**Action item**.
Would you please copy every line below that includes the string "shape"?

**Material supplied**.

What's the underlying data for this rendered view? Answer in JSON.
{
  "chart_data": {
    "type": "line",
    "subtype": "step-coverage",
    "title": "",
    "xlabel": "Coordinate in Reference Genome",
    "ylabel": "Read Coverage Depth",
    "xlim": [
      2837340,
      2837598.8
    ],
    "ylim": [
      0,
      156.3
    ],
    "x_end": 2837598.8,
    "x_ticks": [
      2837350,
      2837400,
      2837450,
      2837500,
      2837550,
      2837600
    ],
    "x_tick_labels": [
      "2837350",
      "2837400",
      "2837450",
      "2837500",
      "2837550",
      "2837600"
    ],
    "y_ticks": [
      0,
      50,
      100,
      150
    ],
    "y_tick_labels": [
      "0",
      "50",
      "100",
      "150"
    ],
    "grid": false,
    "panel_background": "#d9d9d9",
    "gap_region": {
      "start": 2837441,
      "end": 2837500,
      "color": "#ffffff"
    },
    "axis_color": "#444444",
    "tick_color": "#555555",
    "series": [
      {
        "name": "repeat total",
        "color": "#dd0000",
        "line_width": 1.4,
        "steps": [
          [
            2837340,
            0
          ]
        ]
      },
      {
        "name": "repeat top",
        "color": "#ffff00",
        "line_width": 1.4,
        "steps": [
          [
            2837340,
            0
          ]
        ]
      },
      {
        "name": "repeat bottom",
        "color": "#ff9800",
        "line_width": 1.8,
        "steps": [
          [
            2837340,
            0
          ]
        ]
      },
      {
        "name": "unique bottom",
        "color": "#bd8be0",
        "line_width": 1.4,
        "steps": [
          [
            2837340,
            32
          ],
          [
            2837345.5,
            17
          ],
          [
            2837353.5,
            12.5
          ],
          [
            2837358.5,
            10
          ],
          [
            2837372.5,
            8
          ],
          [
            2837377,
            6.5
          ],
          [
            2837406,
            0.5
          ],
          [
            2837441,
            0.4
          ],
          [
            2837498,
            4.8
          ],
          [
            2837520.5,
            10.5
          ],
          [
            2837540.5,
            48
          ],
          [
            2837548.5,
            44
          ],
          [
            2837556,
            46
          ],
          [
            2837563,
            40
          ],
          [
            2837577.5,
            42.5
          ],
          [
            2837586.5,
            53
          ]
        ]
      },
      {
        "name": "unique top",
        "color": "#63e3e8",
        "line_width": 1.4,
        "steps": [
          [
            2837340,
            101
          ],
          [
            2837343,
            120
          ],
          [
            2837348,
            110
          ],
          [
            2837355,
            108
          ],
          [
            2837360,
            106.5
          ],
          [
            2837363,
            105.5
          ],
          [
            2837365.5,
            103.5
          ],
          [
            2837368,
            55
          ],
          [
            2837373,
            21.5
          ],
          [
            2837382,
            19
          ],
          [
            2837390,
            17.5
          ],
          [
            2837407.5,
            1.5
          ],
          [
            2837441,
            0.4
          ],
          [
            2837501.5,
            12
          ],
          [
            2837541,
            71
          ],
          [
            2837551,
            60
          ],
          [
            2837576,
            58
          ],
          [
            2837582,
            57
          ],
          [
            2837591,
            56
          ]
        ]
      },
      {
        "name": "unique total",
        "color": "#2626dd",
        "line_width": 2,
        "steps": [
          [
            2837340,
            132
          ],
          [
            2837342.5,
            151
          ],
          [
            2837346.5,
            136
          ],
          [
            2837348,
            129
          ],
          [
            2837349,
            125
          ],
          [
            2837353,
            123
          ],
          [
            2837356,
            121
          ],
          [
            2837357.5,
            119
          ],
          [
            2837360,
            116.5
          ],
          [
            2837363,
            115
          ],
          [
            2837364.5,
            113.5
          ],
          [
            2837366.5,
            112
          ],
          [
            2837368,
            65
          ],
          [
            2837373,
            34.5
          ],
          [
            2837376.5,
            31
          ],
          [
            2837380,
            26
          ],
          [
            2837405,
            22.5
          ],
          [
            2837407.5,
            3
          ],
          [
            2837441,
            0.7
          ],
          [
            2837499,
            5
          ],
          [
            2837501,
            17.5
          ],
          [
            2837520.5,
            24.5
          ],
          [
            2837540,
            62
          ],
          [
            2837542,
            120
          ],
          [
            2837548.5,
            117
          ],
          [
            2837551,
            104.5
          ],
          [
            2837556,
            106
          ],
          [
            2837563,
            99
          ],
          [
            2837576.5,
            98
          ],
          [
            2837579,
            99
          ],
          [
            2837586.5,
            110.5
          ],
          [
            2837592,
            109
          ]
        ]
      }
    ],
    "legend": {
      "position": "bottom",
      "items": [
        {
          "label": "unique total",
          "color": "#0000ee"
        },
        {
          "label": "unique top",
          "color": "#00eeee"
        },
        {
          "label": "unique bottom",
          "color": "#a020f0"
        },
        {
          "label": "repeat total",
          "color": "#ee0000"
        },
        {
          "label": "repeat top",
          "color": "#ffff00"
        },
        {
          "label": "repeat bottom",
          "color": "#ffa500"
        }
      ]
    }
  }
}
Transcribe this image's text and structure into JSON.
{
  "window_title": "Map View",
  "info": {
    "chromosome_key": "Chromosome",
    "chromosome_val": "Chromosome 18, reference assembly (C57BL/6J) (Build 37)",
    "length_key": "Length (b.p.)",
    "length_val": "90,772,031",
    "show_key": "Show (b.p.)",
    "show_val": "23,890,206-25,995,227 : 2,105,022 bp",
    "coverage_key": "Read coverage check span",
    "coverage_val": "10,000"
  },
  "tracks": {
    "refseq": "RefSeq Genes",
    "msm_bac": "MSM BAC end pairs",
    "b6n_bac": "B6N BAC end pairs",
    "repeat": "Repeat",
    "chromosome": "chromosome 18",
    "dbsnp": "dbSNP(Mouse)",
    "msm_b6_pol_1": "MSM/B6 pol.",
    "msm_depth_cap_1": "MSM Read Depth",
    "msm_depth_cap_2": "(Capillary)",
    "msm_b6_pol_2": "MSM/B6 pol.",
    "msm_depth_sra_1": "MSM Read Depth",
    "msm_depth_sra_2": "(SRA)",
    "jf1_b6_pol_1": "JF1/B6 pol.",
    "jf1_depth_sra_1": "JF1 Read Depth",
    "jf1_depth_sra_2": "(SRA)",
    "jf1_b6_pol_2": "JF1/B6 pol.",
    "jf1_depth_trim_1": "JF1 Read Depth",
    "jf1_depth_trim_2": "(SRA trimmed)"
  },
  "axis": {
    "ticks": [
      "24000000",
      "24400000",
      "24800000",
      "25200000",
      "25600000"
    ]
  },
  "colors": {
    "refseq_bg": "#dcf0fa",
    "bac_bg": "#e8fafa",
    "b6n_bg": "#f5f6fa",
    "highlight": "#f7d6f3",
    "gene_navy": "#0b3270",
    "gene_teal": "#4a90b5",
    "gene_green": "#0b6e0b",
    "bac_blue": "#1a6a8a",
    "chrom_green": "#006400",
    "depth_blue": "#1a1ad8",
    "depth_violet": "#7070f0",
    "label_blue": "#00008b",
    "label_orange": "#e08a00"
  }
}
* * *
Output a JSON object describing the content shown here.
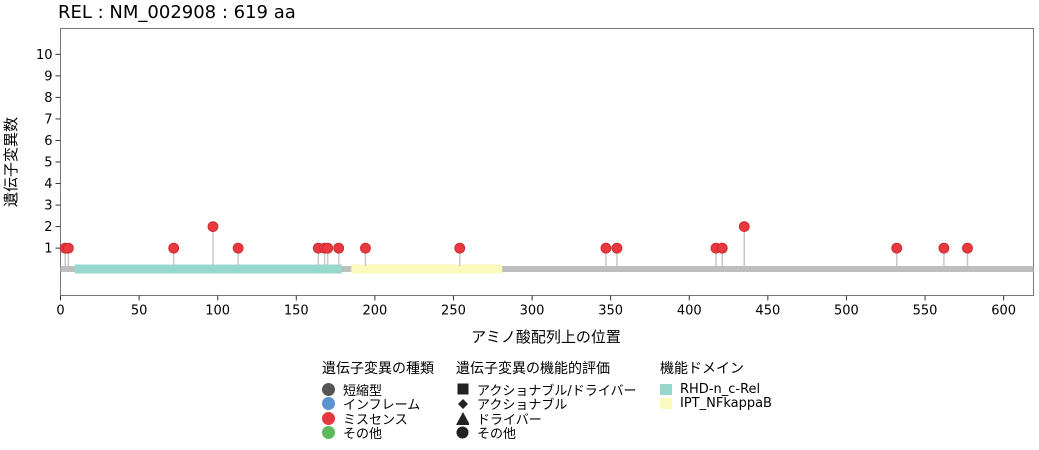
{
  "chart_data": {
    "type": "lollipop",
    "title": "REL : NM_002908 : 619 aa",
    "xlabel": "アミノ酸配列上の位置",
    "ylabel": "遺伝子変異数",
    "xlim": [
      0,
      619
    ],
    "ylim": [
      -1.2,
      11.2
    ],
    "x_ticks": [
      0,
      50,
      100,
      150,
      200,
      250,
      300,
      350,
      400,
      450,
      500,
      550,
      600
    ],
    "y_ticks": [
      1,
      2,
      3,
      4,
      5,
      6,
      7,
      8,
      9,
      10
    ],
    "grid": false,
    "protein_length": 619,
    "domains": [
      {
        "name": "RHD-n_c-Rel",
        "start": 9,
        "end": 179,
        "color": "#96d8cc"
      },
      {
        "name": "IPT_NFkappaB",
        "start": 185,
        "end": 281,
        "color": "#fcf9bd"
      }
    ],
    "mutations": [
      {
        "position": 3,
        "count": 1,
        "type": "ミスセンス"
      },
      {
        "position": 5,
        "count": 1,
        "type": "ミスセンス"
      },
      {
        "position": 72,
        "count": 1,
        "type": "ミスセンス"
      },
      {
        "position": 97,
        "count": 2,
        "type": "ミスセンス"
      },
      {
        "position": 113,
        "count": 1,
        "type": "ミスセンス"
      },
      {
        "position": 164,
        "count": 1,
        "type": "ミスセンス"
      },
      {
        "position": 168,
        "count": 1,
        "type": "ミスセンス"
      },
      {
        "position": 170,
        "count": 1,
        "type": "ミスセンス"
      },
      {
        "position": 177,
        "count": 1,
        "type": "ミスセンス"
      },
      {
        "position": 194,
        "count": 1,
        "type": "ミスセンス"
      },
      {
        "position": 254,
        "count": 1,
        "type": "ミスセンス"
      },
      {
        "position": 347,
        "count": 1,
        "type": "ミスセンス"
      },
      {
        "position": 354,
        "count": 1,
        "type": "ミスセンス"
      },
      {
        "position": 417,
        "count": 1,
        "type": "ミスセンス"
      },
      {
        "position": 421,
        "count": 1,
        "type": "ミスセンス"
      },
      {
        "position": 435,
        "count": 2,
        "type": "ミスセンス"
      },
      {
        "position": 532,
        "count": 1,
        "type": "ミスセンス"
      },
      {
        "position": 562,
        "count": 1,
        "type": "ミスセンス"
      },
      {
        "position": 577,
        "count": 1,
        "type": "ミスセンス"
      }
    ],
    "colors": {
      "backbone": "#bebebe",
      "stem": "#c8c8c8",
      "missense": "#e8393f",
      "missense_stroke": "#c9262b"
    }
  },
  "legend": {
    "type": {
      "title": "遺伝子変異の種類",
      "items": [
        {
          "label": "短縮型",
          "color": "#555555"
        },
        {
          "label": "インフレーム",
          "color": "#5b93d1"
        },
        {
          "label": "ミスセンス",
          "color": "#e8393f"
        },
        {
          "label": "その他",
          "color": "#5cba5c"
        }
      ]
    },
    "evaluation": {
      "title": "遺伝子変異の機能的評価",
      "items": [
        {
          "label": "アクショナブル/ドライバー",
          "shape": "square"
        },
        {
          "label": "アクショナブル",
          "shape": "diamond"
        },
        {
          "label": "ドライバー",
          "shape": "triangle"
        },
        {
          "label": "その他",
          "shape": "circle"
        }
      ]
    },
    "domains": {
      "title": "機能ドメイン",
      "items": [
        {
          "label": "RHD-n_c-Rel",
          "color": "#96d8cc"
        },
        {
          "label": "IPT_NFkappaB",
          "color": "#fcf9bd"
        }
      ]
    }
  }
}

**Task result**.
          "shape": "square"
          "shape": "diamond"
          "shape": "triangle"
          "shape": "circle"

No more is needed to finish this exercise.